↓↓↓
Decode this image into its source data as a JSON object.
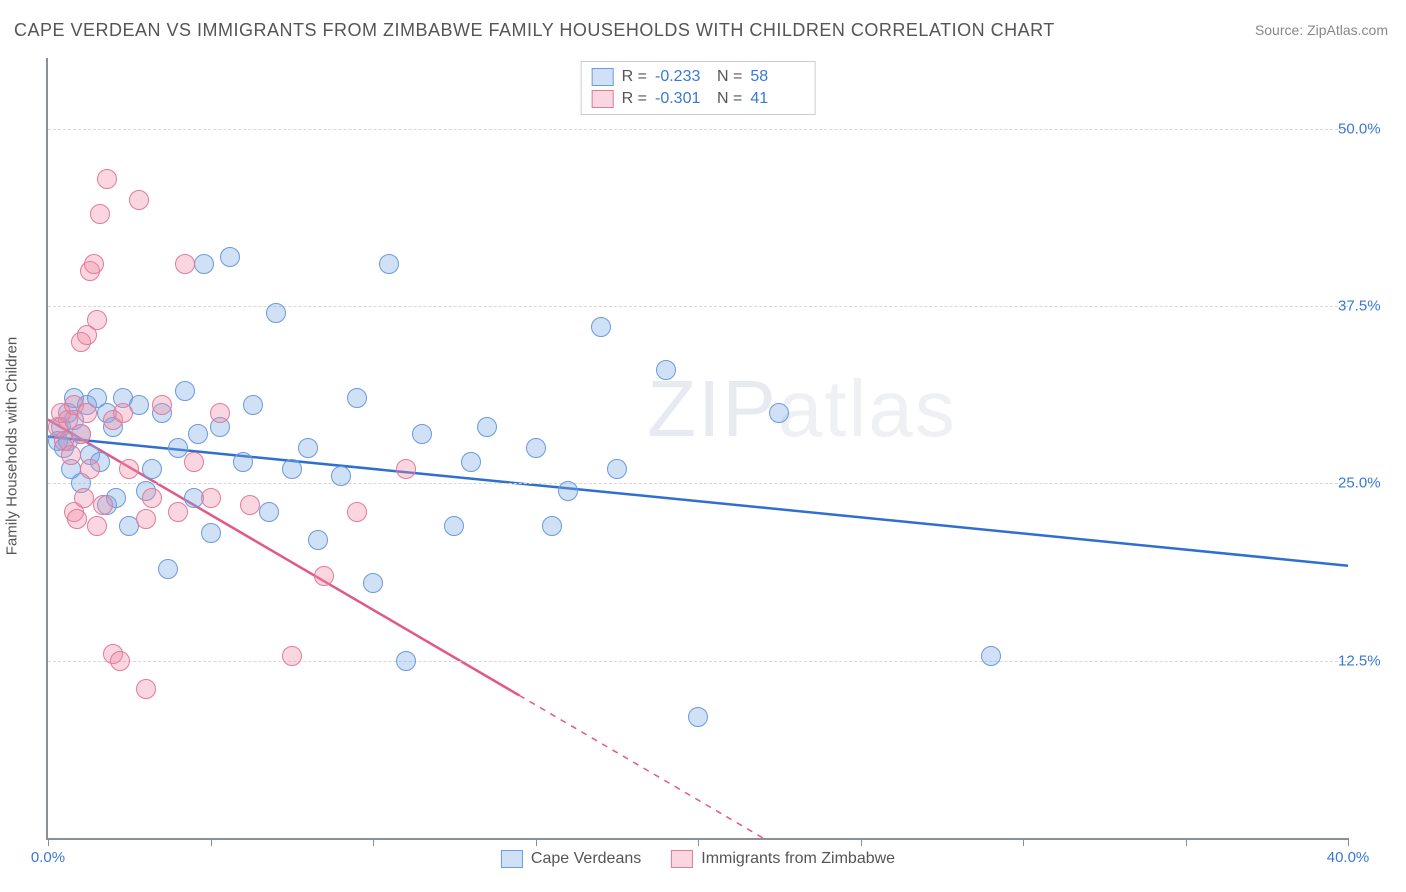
{
  "title": "CAPE VERDEAN VS IMMIGRANTS FROM ZIMBABWE FAMILY HOUSEHOLDS WITH CHILDREN CORRELATION CHART",
  "source": "Source: ZipAtlas.com",
  "ylabel": "Family Households with Children",
  "watermark_bold": "ZIP",
  "watermark_thin": "atlas",
  "chart": {
    "type": "scatter",
    "xlim": [
      0,
      40
    ],
    "ylim": [
      0,
      55
    ],
    "x_ticks": [
      0,
      5,
      10,
      15,
      20,
      25,
      30,
      35,
      40
    ],
    "x_tick_labels": {
      "0": "0.0%",
      "40": "40.0%"
    },
    "y_gridlines": [
      12.5,
      25.0,
      37.5,
      50.0
    ],
    "y_tick_labels": [
      "12.5%",
      "25.0%",
      "37.5%",
      "50.0%"
    ],
    "background_color": "#ffffff",
    "grid_color": "#d8d8d8",
    "axis_color": "#8a8f99",
    "tick_label_color": "#3a78d6",
    "marker_radius": 9,
    "marker_stroke_width": 1.5,
    "trend_line_width": 2.5
  },
  "series": [
    {
      "key": "cape_verdeans",
      "label": "Cape Verdeans",
      "fill": "rgba(120,165,225,0.35)",
      "stroke": "#6a9be0",
      "line_color": "#2f6fd0",
      "R": "-0.233",
      "N": "58",
      "trend": {
        "x1": 0,
        "y1": 28.3,
        "x2": 40,
        "y2": 19.2,
        "dash_from_x": null
      },
      "points": [
        [
          0.3,
          28.0
        ],
        [
          0.4,
          29.0
        ],
        [
          0.5,
          27.5
        ],
        [
          0.6,
          28.0
        ],
        [
          0.6,
          30.0
        ],
        [
          0.7,
          26.0
        ],
        [
          0.8,
          31.0
        ],
        [
          0.8,
          29.5
        ],
        [
          1.0,
          28.5
        ],
        [
          1.0,
          25.0
        ],
        [
          1.2,
          30.5
        ],
        [
          1.3,
          27.0
        ],
        [
          1.5,
          31.0
        ],
        [
          1.6,
          26.5
        ],
        [
          1.8,
          30.0
        ],
        [
          1.8,
          23.5
        ],
        [
          2.0,
          29.0
        ],
        [
          2.1,
          24.0
        ],
        [
          2.3,
          31.0
        ],
        [
          2.5,
          22.0
        ],
        [
          2.8,
          30.5
        ],
        [
          3.0,
          24.5
        ],
        [
          3.2,
          26.0
        ],
        [
          3.5,
          30.0
        ],
        [
          3.7,
          19.0
        ],
        [
          4.0,
          27.5
        ],
        [
          4.2,
          31.5
        ],
        [
          4.5,
          24.0
        ],
        [
          4.8,
          40.5
        ],
        [
          5.0,
          21.5
        ],
        [
          5.3,
          29.0
        ],
        [
          5.6,
          41.0
        ],
        [
          6.0,
          26.5
        ],
        [
          6.3,
          30.5
        ],
        [
          7.0,
          37.0
        ],
        [
          7.5,
          26.0
        ],
        [
          8.0,
          27.5
        ],
        [
          8.3,
          21.0
        ],
        [
          9.0,
          25.5
        ],
        [
          10.0,
          18.0
        ],
        [
          10.5,
          40.5
        ],
        [
          11.0,
          12.5
        ],
        [
          11.5,
          28.5
        ],
        [
          12.5,
          22.0
        ],
        [
          13.0,
          26.5
        ],
        [
          13.5,
          29.0
        ],
        [
          15.0,
          27.5
        ],
        [
          15.5,
          22.0
        ],
        [
          16.0,
          24.5
        ],
        [
          17.0,
          36.0
        ],
        [
          17.5,
          26.0
        ],
        [
          19.0,
          33.0
        ],
        [
          20.0,
          8.5
        ],
        [
          22.5,
          30.0
        ],
        [
          29.0,
          12.8
        ],
        [
          9.5,
          31.0
        ],
        [
          6.8,
          23.0
        ],
        [
          4.6,
          28.5
        ]
      ]
    },
    {
      "key": "zimbabwe",
      "label": "Immigrants from Zimbabwe",
      "fill": "rgba(240,140,165,0.35)",
      "stroke": "#e47a9a",
      "line_color": "#e05a85",
      "R": "-0.301",
      "N": "41",
      "trend": {
        "x1": 0,
        "y1": 29.5,
        "x2": 22,
        "y2": 0,
        "dash_from_x": 14.5
      },
      "points": [
        [
          0.3,
          29.0
        ],
        [
          0.4,
          30.0
        ],
        [
          0.5,
          28.0
        ],
        [
          0.6,
          29.5
        ],
        [
          0.7,
          27.0
        ],
        [
          0.8,
          30.5
        ],
        [
          0.8,
          23.0
        ],
        [
          0.9,
          22.5
        ],
        [
          1.0,
          28.5
        ],
        [
          1.0,
          35.0
        ],
        [
          1.1,
          24.0
        ],
        [
          1.2,
          30.0
        ],
        [
          1.2,
          35.5
        ],
        [
          1.3,
          26.0
        ],
        [
          1.3,
          40.0
        ],
        [
          1.4,
          40.5
        ],
        [
          1.5,
          22.0
        ],
        [
          1.5,
          36.5
        ],
        [
          1.6,
          44.0
        ],
        [
          1.7,
          23.5
        ],
        [
          1.8,
          46.5
        ],
        [
          2.0,
          29.5
        ],
        [
          2.0,
          13.0
        ],
        [
          2.2,
          12.5
        ],
        [
          2.3,
          30.0
        ],
        [
          2.5,
          26.0
        ],
        [
          2.8,
          45.0
        ],
        [
          3.0,
          22.5
        ],
        [
          3.0,
          10.5
        ],
        [
          3.2,
          24.0
        ],
        [
          3.5,
          30.5
        ],
        [
          4.0,
          23.0
        ],
        [
          4.2,
          40.5
        ],
        [
          4.5,
          26.5
        ],
        [
          5.0,
          24.0
        ],
        [
          5.3,
          30.0
        ],
        [
          6.2,
          23.5
        ],
        [
          7.5,
          12.8
        ],
        [
          8.5,
          18.5
        ],
        [
          9.5,
          23.0
        ],
        [
          11.0,
          26.0
        ]
      ]
    }
  ],
  "legend_top_labels": {
    "R": "R =",
    "N": "N ="
  },
  "legend_bottom": [
    {
      "series": "cape_verdeans"
    },
    {
      "series": "zimbabwe"
    }
  ]
}
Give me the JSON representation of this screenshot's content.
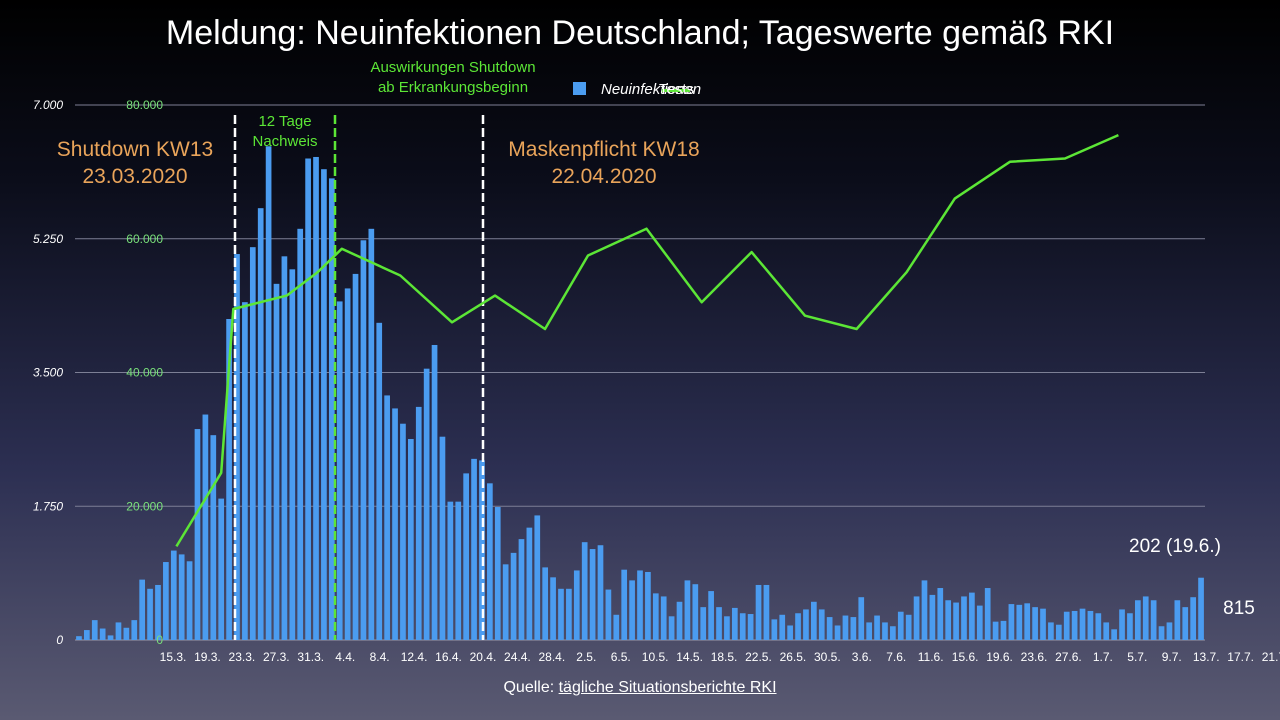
↑↑↑
## [Exercise]
Reproduce all the records verbatim, excluding images.

## [The result]
Decode this image into its source data as a JSON object.
{
  "title": "CAPE VERDEAN VS IMMIGRANTS FROM ZIMBABWE FAMILY HOUSEHOLDS WITH CHILDREN CORRELATION CHART",
  "source": "Source: ZipAtlas.com",
  "ylabel": "Family Households with Children",
  "watermark_bold": "ZIP",
  "watermark_thin": "atlas",
  "chart": {
    "type": "scatter",
    "xlim": [
      0,
      40
    ],
    "ylim": [
      0,
      55
    ],
    "x_ticks": [
      0,
      5,
      10,
      15,
      20,
      25,
      30,
      35,
      40
    ],
    "x_tick_labels": {
      "0": "0.0%",
      "40": "40.0%"
    },
    "y_gridlines": [
      12.5,
      25.0,
      37.5,
      50.0
    ],
    "y_tick_labels": [
      "12.5%",
      "25.0%",
      "37.5%",
      "50.0%"
    ],
    "background_color": "#ffffff",
    "grid_color": "#d8d8d8",
    "axis_color": "#8a8f99",
    "tick_label_color": "#3a78d6",
    "marker_radius": 9,
    "marker_stroke_width": 1.5,
    "trend_line_width": 2.5
  },
  "series": [
    {
      "key": "cape_verdeans",
      "label": "Cape Verdeans",
      "fill": "rgba(120,165,225,0.35)",
      "stroke": "#6a9be0",
      "line_color": "#2f6fd0",
      "R": "-0.233",
      "N": "58",
      "trend": {
        "x1": 0,
        "y1": 28.3,
        "x2": 40,
        "y2": 19.2,
        "dash_from_x": null
      },
      "points": [
        [
          0.3,
          28.0
        ],
        [
          0.4,
          29.0
        ],
        [
          0.5,
          27.5
        ],
        [
          0.6,
          28.0
        ],
        [
          0.6,
          30.0
        ],
        [
          0.7,
          26.0
        ],
        [
          0.8,
          31.0
        ],
        [
          0.8,
          29.5
        ],
        [
          1.0,
          28.5
        ],
        [
          1.0,
          25.0
        ],
        [
          1.2,
          30.5
        ],
        [
          1.3,
          27.0
        ],
        [
          1.5,
          31.0
        ],
        [
          1.6,
          26.5
        ],
        [
          1.8,
          30.0
        ],
        [
          1.8,
          23.5
        ],
        [
          2.0,
          29.0
        ],
        [
          2.1,
          24.0
        ],
        [
          2.3,
          31.0
        ],
        [
          2.5,
          22.0
        ],
        [
          2.8,
          30.5
        ],
        [
          3.0,
          24.5
        ],
        [
          3.2,
          26.0
        ],
        [
          3.5,
          30.0
        ],
        [
          3.7,
          19.0
        ],
        [
          4.0,
          27.5
        ],
        [
          4.2,
          31.5
        ],
        [
          4.5,
          24.0
        ],
        [
          4.8,
          40.5
        ],
        [
          5.0,
          21.5
        ],
        [
          5.3,
          29.0
        ],
        [
          5.6,
          41.0
        ],
        [
          6.0,
          26.5
        ],
        [
          6.3,
          30.5
        ],
        [
          7.0,
          37.0
        ],
        [
          7.5,
          26.0
        ],
        [
          8.0,
          27.5
        ],
        [
          8.3,
          21.0
        ],
        [
          9.0,
          25.5
        ],
        [
          10.0,
          18.0
        ],
        [
          10.5,
          40.5
        ],
        [
          11.0,
          12.5
        ],
        [
          11.5,
          28.5
        ],
        [
          12.5,
          22.0
        ],
        [
          13.0,
          26.5
        ],
        [
          13.5,
          29.0
        ],
        [
          15.0,
          27.5
        ],
        [
          15.5,
          22.0
        ],
        [
          16.0,
          24.5
        ],
        [
          17.0,
          36.0
        ],
        [
          17.5,
          26.0
        ],
        [
          19.0,
          33.0
        ],
        [
          20.0,
          8.5
        ],
        [
          22.5,
          30.0
        ],
        [
          29.0,
          12.8
        ],
        [
          9.5,
          31.0
        ],
        [
          6.8,
          23.0
        ],
        [
          4.6,
          28.5
        ]
      ]
    },
    {
      "key": "zimbabwe",
      "label": "Immigrants from Zimbabwe",
      "fill": "rgba(240,140,165,0.35)",
      "stroke": "#e47a9a",
      "line_color": "#e05a85",
      "R": "-0.301",
      "N": "41",
      "trend": {
        "x1": 0,
        "y1": 29.5,
        "x2": 22,
        "y2": 0,
        "dash_from_x": 14.5
      },
      "points": [
        [
          0.3,
          29.0
        ],
        [
          0.4,
          30.0
        ],
        [
          0.5,
          28.0
        ],
        [
          0.6,
          29.5
        ],
        [
          0.7,
          27.0
        ],
        [
          0.8,
          30.5
        ],
        [
          0.8,
          23.0
        ],
        [
          0.9,
          22.5
        ],
        [
          1.0,
          28.5
        ],
        [
          1.0,
          35.0
        ],
        [
          1.1,
          24.0
        ],
        [
          1.2,
          30.0
        ],
        [
          1.2,
          35.5
        ],
        [
          1.3,
          26.0
        ],
        [
          1.3,
          40.0
        ],
        [
          1.4,
          40.5
        ],
        [
          1.5,
          22.0
        ],
        [
          1.5,
          36.5
        ],
        [
          1.6,
          44.0
        ],
        [
          1.7,
          23.5
        ],
        [
          1.8,
          46.5
        ],
        [
          2.0,
          29.5
        ],
        [
          2.0,
          13.0
        ],
        [
          2.2,
          12.5
        ],
        [
          2.3,
          30.0
        ],
        [
          2.5,
          26.0
        ],
        [
          2.8,
          45.0
        ],
        [
          3.0,
          22.5
        ],
        [
          3.0,
          10.5
        ],
        [
          3.2,
          24.0
        ],
        [
          3.5,
          30.5
        ],
        [
          4.0,
          23.0
        ],
        [
          4.2,
          40.5
        ],
        [
          4.5,
          26.5
        ],
        [
          5.0,
          24.0
        ],
        [
          5.3,
          30.0
        ],
        [
          6.2,
          23.5
        ],
        [
          7.5,
          12.8
        ],
        [
          8.5,
          18.5
        ],
        [
          9.5,
          23.0
        ],
        [
          11.0,
          26.0
        ]
      ]
    }
  ],
  "legend_top_labels": {
    "R": "R =",
    "N": "N ="
  },
  "legend_bottom": [
    {
      "series": "cape_verdeans"
    },
    {
      "series": "zimbabwe"
    }
  ]
}
Give me the JSON representation of this screenshot's content.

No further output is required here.